▶ **DESCRIPTION OF THE TASK**:
From the line containing "What text is on this page?" down to the last line of the material, return those lines verbatim and only those.

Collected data
◇ ◇ ◇ ◇ ◇

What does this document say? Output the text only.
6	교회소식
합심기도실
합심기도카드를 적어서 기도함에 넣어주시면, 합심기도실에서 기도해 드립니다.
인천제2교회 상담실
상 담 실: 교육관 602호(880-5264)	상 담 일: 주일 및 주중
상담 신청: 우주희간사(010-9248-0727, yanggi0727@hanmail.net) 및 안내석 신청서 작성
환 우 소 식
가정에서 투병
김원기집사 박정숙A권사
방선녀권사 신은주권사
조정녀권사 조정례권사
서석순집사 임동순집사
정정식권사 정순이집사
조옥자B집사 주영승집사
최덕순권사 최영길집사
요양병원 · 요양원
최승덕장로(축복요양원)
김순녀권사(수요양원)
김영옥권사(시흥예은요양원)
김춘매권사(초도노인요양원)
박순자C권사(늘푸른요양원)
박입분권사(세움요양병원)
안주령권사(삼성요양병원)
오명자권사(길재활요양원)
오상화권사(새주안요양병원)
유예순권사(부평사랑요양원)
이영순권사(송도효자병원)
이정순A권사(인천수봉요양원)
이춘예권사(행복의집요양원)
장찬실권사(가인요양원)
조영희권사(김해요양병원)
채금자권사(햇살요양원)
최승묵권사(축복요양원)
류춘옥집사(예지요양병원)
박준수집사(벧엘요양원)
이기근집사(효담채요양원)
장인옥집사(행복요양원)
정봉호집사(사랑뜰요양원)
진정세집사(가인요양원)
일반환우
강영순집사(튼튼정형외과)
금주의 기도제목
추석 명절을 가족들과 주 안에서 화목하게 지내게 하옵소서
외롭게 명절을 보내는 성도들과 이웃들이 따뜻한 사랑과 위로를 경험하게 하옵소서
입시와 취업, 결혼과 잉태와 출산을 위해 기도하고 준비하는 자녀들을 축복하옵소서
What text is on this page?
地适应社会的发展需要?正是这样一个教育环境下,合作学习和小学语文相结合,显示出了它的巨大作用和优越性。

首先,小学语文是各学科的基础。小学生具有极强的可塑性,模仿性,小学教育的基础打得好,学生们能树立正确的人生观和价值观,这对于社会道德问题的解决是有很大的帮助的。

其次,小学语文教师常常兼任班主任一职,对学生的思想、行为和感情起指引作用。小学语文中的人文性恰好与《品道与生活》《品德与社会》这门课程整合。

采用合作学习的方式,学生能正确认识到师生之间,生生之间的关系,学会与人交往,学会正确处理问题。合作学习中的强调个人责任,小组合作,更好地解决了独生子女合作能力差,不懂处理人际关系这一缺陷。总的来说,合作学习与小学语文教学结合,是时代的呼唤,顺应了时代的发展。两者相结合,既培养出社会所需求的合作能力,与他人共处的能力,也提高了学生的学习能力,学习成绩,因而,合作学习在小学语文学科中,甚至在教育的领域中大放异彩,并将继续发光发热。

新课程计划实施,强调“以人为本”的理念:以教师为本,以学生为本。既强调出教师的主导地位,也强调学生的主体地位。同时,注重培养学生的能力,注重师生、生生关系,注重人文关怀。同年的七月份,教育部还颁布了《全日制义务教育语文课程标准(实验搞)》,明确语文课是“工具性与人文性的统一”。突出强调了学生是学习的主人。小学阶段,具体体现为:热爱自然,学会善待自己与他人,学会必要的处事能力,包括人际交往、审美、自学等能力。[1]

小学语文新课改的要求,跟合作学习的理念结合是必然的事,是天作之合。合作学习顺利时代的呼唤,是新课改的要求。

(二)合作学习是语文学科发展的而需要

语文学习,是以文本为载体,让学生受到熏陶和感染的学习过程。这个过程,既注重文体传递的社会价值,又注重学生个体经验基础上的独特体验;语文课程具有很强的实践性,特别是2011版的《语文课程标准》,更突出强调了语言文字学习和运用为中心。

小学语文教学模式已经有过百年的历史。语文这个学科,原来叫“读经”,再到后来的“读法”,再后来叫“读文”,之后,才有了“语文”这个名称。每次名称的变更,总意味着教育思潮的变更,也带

◇ ◇ ◇ ◇ ◇

▶ **EXPECTED ANSWER**:
What text is on this page?
地适应社会的发展需要?正是这样一个教育环境下,合作学习和小学语文相结合,显示出了它的巨大作用和优越性。

首先,小学语文是各学科的基础。小学生具有极强的可塑性,模仿性,小学教育的基础打得好,学生们能树立正确的人生观和价值观,这对于社会道德问题的解决是有很大的帮助的。

其次,小学语文教师常常兼任班主任一职,对学生的思想、行为和感情起指引作用。小学语文中的人文性恰好与《品道与生活》《品德与社会》这门课程整合。

采用合作学习的方式,学生能正确认识到师生之间,生生之间的关系,学会与人交往,学会正确处理问题。合作学习中的强调个人责任,小组合作,更好地解决了独生子女合作能力差,不懂处理人际关系这一缺陷。总的来说,合作学习与小学语文教学结合,是时代的呼唤,顺应了时代的发展。两者相结合,既培养出社会所需求的合作能力,与他人共处的能力,也提高了学生的学习能力,学习成绩,因而,合作学习在小学语文学科中,甚至在教育的领域中大放异彩,并将继续发光发热。

新课程计划实施,强调“以人为本”的理念:以教师为本,以学生为本。既强调出教师的主导地位,也强调学生的主体地位。同时,注重培养学生的能力,注重师生、生生关系,注重人文关怀。同年的七月份,教育部还颁布了《全日制义务教育语文课程标准(实验搞)》,明确语文课是“工具性与人文性的统一”。突出强调了学生是学习的主人。小学阶段,具体体现为:热爱自然,学会善待自己与他人,学会必要的处事能力,包括人际交往、审美、自学等能力。[1]

小学语文新课改的要求,跟合作学习的理念结合是必然的事,是天作之合。合作学习顺利时代的呼唤,是新课改的要求。

(二)合作学习是语文学科发展的而需要

语文学习,是以文本为载体,让学生受到熏陶和感染的学习过程。这个过程,既注重文体传递的社会价值,又注重学生个体经验基础上的独特体验;语文课程具有很强的实践性,特别是2011版的《语文课程标准》,更突出强调了语言文字学习和运用为中心。

小学语文教学模式已经有过百年的历史。语文这个学科,原来叫“读经”,再到后来的“读法”,再后来叫“读文”,之后,才有了“语文”这个名称。每次名称的变更,总意味着教育思潮的变更,也带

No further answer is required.